## Aim of the task
What follows is a listing. Return every line of it exactly.

Dataset entries on figures
-=-=-=-=-
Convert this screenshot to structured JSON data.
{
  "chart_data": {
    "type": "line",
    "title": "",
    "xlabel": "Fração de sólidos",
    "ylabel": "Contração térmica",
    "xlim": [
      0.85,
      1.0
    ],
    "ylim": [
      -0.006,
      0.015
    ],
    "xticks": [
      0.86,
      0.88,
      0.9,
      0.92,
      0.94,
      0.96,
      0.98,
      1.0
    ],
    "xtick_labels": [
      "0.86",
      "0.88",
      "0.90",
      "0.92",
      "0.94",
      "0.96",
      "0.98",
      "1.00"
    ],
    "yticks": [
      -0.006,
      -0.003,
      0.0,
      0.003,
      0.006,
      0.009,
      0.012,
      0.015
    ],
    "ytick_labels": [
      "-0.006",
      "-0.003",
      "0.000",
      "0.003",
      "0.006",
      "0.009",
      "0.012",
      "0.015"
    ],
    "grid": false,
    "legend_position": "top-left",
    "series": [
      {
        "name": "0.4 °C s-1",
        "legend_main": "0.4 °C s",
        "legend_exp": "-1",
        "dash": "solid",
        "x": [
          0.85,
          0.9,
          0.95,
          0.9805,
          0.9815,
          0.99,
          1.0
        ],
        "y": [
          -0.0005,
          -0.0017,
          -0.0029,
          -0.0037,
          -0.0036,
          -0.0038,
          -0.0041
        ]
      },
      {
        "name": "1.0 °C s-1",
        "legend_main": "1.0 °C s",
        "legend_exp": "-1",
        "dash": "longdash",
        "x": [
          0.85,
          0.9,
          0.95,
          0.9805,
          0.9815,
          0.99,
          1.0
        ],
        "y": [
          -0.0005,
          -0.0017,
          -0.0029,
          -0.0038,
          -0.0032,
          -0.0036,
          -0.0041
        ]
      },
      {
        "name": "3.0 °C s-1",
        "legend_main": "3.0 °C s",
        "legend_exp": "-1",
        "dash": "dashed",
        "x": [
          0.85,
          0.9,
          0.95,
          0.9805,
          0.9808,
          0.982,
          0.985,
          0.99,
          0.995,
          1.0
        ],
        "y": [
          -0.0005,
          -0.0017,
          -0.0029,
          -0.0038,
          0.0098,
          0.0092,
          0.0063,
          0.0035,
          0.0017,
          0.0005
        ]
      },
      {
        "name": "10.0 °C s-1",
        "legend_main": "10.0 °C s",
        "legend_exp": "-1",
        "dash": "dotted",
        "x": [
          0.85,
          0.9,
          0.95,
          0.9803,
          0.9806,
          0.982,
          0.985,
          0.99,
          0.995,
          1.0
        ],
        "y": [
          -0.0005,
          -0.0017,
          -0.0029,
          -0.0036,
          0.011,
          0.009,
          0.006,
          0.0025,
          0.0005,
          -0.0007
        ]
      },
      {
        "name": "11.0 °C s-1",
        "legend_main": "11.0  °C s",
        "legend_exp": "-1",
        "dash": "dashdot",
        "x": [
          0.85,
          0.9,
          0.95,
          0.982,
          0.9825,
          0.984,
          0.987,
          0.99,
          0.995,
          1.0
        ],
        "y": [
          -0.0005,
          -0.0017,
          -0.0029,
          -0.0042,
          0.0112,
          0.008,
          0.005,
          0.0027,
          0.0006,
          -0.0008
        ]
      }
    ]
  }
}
-=-=-=-=-
## Final result
Convert this screenshot to structured JSON data.
{
  "chart_data": {
    "type": "line",
    "title": "",
    "xlabel": "Fração de sólidos",
    "ylabel": "Contração térmica",
    "xlim": [
      0.85,
      1.0
    ],
    "ylim": [
      -0.006,
      0.015
    ],
    "xticks": [
      0.86,
      0.88,
      0.9,
      0.92,
      0.94,
      0.96,
      0.98,
      1.0
    ],
    "xtick_labels": [
      "0.86",
      "0.88",
      "0.90",
      "0.92",
      "0.94",
      "0.96",
      "0.98",
      "1.00"
    ],
    "yticks": [
      -0.006,
      -0.003,
      0.0,
      0.003,
      0.006,
      0.009,
      0.012,
      0.015
    ],
    "ytick_labels": [
      "-0.006",
      "-0.003",
      "0.000",
      "0.003",
      "0.006",
      "0.009",
      "0.012",
      "0.015"
    ],
    "grid": false,
    "legend_position": "top-left",
    "series": [
      {
        "name": "0.4 °C s-1",
        "legend_main": "0.4 °C s",
        "legend_exp": "-1",
        "dash": "solid",
        "x": [
          0.85,
          0.9,
          0.95,
          0.9805,
          0.9815,
          0.99,
          1.0
        ],
        "y": [
          -0.0005,
          -0.0017,
          -0.0029,
          -0.0037,
          -0.0036,
          -0.0038,
          -0.0041
        ]
      },
      {
        "name": "1.0 °C s-1",
        "legend_main": "1.0 °C s",
        "legend_exp": "-1",
        "dash": "longdash",
        "x": [
          0.85,
          0.9,
          0.95,
          0.9805,
          0.9815,
          0.99,
          1.0
        ],
        "y": [
          -0.0005,
          -0.0017,
          -0.0029,
          -0.0038,
          -0.0032,
          -0.0036,
          -0.0041
        ]
      },
      {
        "name": "3.0 °C s-1",
        "legend_main": "3.0 °C s",
        "legend_exp": "-1",
        "dash": "dashed",
        "x": [
          0.85,
          0.9,
          0.95,
          0.9805,
          0.9808,
          0.982,
          0.985,
          0.99,
          0.995,
          1.0
        ],
        "y": [
          -0.0005,
          -0.0017,
          -0.0029,
          -0.0038,
          0.0098,
          0.0092,
          0.0063,
          0.0035,
          0.0017,
          0.0005
        ]
      },
      {
        "name": "10.0 °C s-1",
        "legend_main": "10.0 °C s",
        "legend_exp": "-1",
        "dash": "dotted",
        "x": [
          0.85,
          0.9,
          0.95,
          0.9803,
          0.9806,
          0.982,
          0.985,
          0.99,
          0.995,
          1.0
        ],
        "y": [
          -0.0005,
          -0.0017,
          -0.0029,
          -0.0036,
          0.011,
          0.009,
          0.006,
          0.0025,
          0.0005,
          -0.0007
        ]
      },
      {
        "name": "11.0 °C s-1",
        "legend_main": "11.0  °C s",
        "legend_exp": "-1",
        "dash": "dashdot",
        "x": [
          0.85,
          0.9,
          0.95,
          0.982,
          0.9825,
          0.984,
          0.987,
          0.99,
          0.995,
          1.0
        ],
        "y": [
          -0.0005,
          -0.0017,
          -0.0029,
          -0.0042,
          0.0112,
          0.008,
          0.005,
          0.0027,
          0.0006,
          -0.0008
        ]
      }
    ]
  }
}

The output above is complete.